**GOAL**.
Write out the material again exactly, please, and omit the pictures.

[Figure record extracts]
--- Start ---
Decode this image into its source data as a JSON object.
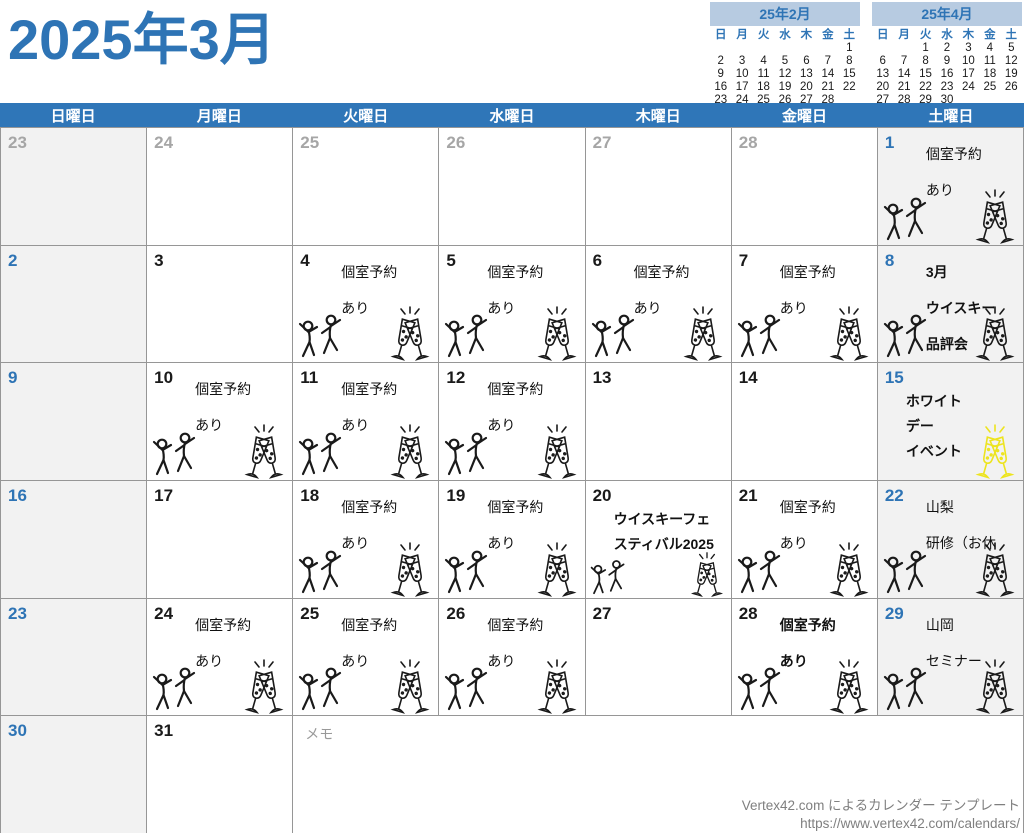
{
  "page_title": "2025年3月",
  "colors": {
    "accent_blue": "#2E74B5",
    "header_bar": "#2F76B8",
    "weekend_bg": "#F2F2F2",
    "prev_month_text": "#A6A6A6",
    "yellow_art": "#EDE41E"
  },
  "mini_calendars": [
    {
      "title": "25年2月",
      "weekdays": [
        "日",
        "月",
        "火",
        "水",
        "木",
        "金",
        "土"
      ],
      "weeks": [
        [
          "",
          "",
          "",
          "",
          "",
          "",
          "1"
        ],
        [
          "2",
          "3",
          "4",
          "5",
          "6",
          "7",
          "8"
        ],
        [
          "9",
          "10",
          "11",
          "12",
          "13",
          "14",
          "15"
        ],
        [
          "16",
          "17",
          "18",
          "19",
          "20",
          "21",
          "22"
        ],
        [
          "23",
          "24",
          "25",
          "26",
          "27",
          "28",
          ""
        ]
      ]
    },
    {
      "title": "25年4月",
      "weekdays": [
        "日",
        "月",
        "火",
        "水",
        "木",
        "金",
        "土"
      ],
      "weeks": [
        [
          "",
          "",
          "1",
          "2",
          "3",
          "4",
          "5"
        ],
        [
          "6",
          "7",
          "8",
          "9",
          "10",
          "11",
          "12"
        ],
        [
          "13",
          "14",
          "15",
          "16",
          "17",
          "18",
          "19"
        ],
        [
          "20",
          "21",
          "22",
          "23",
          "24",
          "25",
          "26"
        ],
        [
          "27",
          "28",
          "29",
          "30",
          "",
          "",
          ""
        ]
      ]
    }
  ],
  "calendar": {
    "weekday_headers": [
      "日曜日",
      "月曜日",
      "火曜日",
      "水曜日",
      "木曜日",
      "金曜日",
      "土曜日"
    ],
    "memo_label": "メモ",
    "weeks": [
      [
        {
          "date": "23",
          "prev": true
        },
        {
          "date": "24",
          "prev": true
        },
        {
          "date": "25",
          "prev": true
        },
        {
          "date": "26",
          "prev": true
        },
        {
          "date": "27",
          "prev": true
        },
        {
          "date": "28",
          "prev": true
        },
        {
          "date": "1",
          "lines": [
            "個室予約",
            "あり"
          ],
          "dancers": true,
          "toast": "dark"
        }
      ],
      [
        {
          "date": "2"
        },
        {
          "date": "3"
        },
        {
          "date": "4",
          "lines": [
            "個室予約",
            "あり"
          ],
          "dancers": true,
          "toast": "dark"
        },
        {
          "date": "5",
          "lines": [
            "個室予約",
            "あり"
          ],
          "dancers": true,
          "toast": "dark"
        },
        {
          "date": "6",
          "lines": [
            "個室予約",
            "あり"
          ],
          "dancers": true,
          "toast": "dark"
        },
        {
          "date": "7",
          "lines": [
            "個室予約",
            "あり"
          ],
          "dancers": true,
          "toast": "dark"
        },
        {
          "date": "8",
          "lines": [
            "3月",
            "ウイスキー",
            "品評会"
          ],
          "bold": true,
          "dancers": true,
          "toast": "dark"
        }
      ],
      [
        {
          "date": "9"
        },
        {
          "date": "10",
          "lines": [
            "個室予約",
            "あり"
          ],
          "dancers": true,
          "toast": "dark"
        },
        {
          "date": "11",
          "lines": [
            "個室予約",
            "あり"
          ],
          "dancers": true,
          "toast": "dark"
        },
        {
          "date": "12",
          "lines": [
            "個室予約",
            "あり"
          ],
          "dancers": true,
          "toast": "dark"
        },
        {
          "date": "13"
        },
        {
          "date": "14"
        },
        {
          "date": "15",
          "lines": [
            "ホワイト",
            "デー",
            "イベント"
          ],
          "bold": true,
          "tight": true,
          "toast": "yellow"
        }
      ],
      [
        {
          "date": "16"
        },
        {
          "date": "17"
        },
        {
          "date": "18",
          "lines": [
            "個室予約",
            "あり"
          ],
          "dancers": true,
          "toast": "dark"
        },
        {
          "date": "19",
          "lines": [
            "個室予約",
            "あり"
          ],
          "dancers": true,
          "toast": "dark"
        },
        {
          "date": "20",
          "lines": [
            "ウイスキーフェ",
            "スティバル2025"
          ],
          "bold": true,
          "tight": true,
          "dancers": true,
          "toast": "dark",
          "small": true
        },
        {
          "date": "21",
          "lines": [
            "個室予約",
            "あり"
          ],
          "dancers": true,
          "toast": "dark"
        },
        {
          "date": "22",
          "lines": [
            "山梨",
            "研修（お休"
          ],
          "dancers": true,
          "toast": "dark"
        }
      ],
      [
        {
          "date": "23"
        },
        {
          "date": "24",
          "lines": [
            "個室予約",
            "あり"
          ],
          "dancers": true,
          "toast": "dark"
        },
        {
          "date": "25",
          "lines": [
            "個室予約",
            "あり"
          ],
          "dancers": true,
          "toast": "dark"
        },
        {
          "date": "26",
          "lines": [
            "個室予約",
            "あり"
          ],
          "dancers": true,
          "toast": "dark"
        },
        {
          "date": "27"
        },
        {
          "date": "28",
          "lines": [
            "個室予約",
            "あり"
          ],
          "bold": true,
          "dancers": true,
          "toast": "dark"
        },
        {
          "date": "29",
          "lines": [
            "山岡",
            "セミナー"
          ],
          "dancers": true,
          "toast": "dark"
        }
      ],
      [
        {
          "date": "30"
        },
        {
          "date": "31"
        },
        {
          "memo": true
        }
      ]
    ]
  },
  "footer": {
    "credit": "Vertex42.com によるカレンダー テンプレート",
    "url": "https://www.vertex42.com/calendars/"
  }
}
--- End ---
**ANSWER TO THE EXERCISE**.
Decode this image into its source data as a JSON object.
{
  "page_title": "2025年3月",
  "colors": {
    "accent_blue": "#2E74B5",
    "header_bar": "#2F76B8",
    "weekend_bg": "#F2F2F2",
    "prev_month_text": "#A6A6A6",
    "yellow_art": "#EDE41E"
  },
  "mini_calendars": [
    {
      "title": "25年2月",
      "weekdays": [
        "日",
        "月",
        "火",
        "水",
        "木",
        "金",
        "土"
      ],
      "weeks": [
        [
          "",
          "",
          "",
          "",
          "",
          "",
          "1"
        ],
        [
          "2",
          "3",
          "4",
          "5",
          "6",
          "7",
          "8"
        ],
        [
          "9",
          "10",
          "11",
          "12",
          "13",
          "14",
          "15"
        ],
        [
          "16",
          "17",
          "18",
          "19",
          "20",
          "21",
          "22"
        ],
        [
          "23",
          "24",
          "25",
          "26",
          "27",
          "28",
          ""
        ]
      ]
    },
    {
      "title": "25年4月",
      "weekdays": [
        "日",
        "月",
        "火",
        "水",
        "木",
        "金",
        "土"
      ],
      "weeks": [
        [
          "",
          "",
          "1",
          "2",
          "3",
          "4",
          "5"
        ],
        [
          "6",
          "7",
          "8",
          "9",
          "10",
          "11",
          "12"
        ],
        [
          "13",
          "14",
          "15",
          "16",
          "17",
          "18",
          "19"
        ],
        [
          "20",
          "21",
          "22",
          "23",
          "24",
          "25",
          "26"
        ],
        [
          "27",
          "28",
          "29",
          "30",
          "",
          "",
          ""
        ]
      ]
    }
  ],
  "calendar": {
    "weekday_headers": [
      "日曜日",
      "月曜日",
      "火曜日",
      "水曜日",
      "木曜日",
      "金曜日",
      "土曜日"
    ],
    "memo_label": "メモ",
    "weeks": [
      [
        {
          "date": "23",
          "prev": true
        },
        {
          "date": "24",
          "prev": true
        },
        {
          "date": "25",
          "prev": true
        },
        {
          "date": "26",
          "prev": true
        },
        {
          "date": "27",
          "prev": true
        },
        {
          "date": "28",
          "prev": true
        },
        {
          "date": "1",
          "lines": [
            "個室予約",
            "あり"
          ],
          "dancers": true,
          "toast": "dark"
        }
      ],
      [
        {
          "date": "2"
        },
        {
          "date": "3"
        },
        {
          "date": "4",
          "lines": [
            "個室予約",
            "あり"
          ],
          "dancers": true,
          "toast": "dark"
        },
        {
          "date": "5",
          "lines": [
            "個室予約",
            "あり"
          ],
          "dancers": true,
          "toast": "dark"
        },
        {
          "date": "6",
          "lines": [
            "個室予約",
            "あり"
          ],
          "dancers": true,
          "toast": "dark"
        },
        {
          "date": "7",
          "lines": [
            "個室予約",
            "あり"
          ],
          "dancers": true,
          "toast": "dark"
        },
        {
          "date": "8",
          "lines": [
            "3月",
            "ウイスキー",
            "品評会"
          ],
          "bold": true,
          "dancers": true,
          "toast": "dark"
        }
      ],
      [
        {
          "date": "9"
        },
        {
          "date": "10",
          "lines": [
            "個室予約",
            "あり"
          ],
          "dancers": true,
          "toast": "dark"
        },
        {
          "date": "11",
          "lines": [
            "個室予約",
            "あり"
          ],
          "dancers": true,
          "toast": "dark"
        },
        {
          "date": "12",
          "lines": [
            "個室予約",
            "あり"
          ],
          "dancers": true,
          "toast": "dark"
        },
        {
          "date": "13"
        },
        {
          "date": "14"
        },
        {
          "date": "15",
          "lines": [
            "ホワイト",
            "デー",
            "イベント"
          ],
          "bold": true,
          "tight": true,
          "toast": "yellow"
        }
      ],
      [
        {
          "date": "16"
        },
        {
          "date": "17"
        },
        {
          "date": "18",
          "lines": [
            "個室予約",
            "あり"
          ],
          "dancers": true,
          "toast": "dark"
        },
        {
          "date": "19",
          "lines": [
            "個室予約",
            "あり"
          ],
          "dancers": true,
          "toast": "dark"
        },
        {
          "date": "20",
          "lines": [
            "ウイスキーフェ",
            "スティバル2025"
          ],
          "bold": true,
          "tight": true,
          "dancers": true,
          "toast": "dark",
          "small": true
        },
        {
          "date": "21",
          "lines": [
            "個室予約",
            "あり"
          ],
          "dancers": true,
          "toast": "dark"
        },
        {
          "date": "22",
          "lines": [
            "山梨",
            "研修（お休"
          ],
          "dancers": true,
          "toast": "dark"
        }
      ],
      [
        {
          "date": "23"
        },
        {
          "date": "24",
          "lines": [
            "個室予約",
            "あり"
          ],
          "dancers": true,
          "toast": "dark"
        },
        {
          "date": "25",
          "lines": [
            "個室予約",
            "あり"
          ],
          "dancers": true,
          "toast": "dark"
        },
        {
          "date": "26",
          "lines": [
            "個室予約",
            "あり"
          ],
          "dancers": true,
          "toast": "dark"
        },
        {
          "date": "27"
        },
        {
          "date": "28",
          "lines": [
            "個室予約",
            "あり"
          ],
          "bold": true,
          "dancers": true,
          "toast": "dark"
        },
        {
          "date": "29",
          "lines": [
            "山岡",
            "セミナー"
          ],
          "dancers": true,
          "toast": "dark"
        }
      ],
      [
        {
          "date": "30"
        },
        {
          "date": "31"
        },
        {
          "memo": true
        }
      ]
    ]
  },
  "footer": {
    "credit": "Vertex42.com によるカレンダー テンプレート",
    "url": "https://www.vertex42.com/calendars/"
  }
}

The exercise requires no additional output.